Your assignment: Wherever the string "Huntington" occurs in a line of these records, report that line.

Text content records for pages
____

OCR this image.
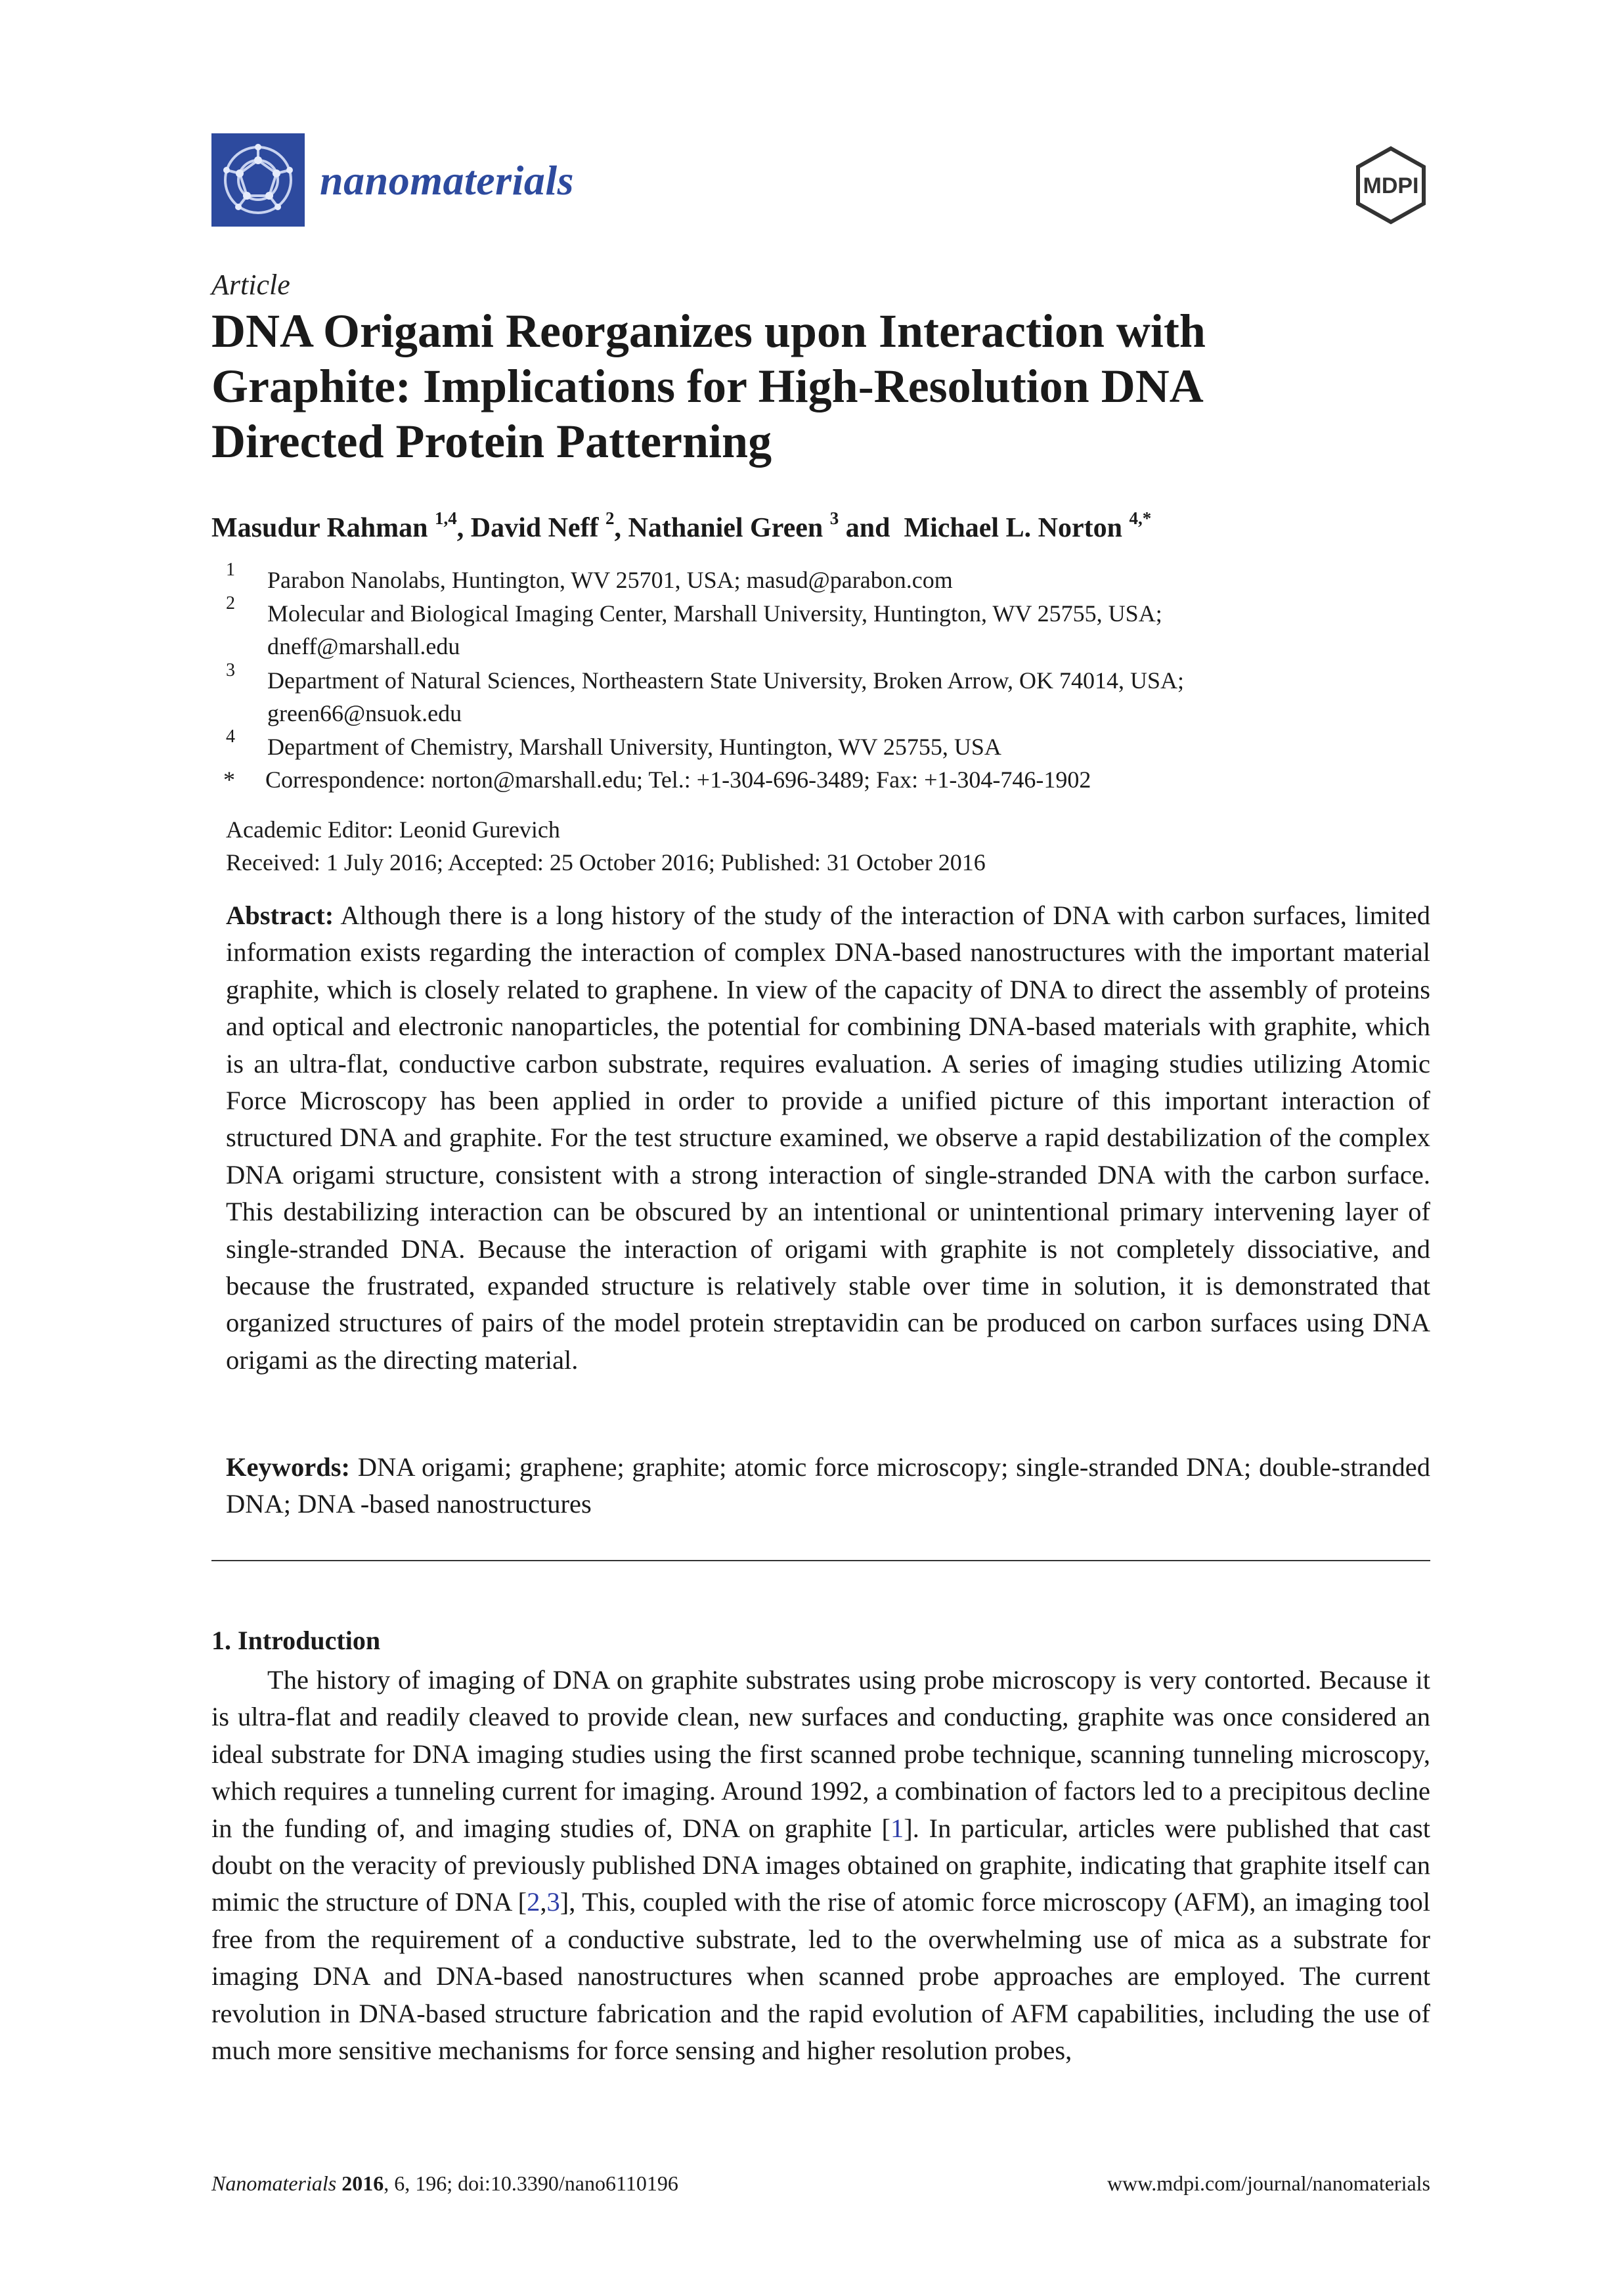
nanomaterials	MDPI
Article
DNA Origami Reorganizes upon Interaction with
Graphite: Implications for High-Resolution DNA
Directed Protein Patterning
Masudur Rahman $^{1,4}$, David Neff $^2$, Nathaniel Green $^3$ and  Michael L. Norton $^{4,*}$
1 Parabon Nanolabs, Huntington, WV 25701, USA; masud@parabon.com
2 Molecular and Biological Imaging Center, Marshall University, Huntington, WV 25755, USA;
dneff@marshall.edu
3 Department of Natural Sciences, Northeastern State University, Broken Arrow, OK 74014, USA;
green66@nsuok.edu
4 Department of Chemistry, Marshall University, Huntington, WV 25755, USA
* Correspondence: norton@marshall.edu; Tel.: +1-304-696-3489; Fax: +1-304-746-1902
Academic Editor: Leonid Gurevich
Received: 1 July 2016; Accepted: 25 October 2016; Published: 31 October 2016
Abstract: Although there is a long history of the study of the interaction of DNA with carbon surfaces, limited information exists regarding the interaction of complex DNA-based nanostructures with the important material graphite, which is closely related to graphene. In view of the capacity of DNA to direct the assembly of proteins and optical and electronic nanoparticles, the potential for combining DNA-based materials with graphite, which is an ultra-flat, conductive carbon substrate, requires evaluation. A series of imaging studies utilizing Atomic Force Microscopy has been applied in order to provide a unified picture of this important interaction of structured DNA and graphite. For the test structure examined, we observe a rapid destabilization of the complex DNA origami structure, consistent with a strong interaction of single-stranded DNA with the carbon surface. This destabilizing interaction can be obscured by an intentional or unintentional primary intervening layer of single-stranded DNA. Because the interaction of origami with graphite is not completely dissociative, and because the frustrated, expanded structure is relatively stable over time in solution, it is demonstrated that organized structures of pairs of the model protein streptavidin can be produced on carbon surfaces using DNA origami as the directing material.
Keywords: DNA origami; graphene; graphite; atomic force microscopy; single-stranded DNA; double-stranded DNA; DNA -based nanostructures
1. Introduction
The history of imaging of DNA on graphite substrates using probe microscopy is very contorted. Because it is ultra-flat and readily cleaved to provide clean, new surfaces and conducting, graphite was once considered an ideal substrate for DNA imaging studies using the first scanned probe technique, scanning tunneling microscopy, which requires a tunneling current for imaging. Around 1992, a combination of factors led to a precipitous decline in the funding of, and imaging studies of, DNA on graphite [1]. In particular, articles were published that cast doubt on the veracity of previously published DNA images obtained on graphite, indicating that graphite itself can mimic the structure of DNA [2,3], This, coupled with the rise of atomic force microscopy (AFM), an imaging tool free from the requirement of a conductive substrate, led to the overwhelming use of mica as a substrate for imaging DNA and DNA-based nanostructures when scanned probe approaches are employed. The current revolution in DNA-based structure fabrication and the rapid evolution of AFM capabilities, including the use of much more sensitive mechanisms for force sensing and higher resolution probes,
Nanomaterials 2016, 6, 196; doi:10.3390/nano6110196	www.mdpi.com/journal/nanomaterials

____

Completed exercise:
1 Parabon Nanolabs, Huntington, WV 25701, USA; masud@parabon.com
2 Molecular and Biological Imaging Center, Marshall University, Huntington, WV 25755, USA;
4 Department of Chemistry, Marshall University, Huntington, WV 25755, USA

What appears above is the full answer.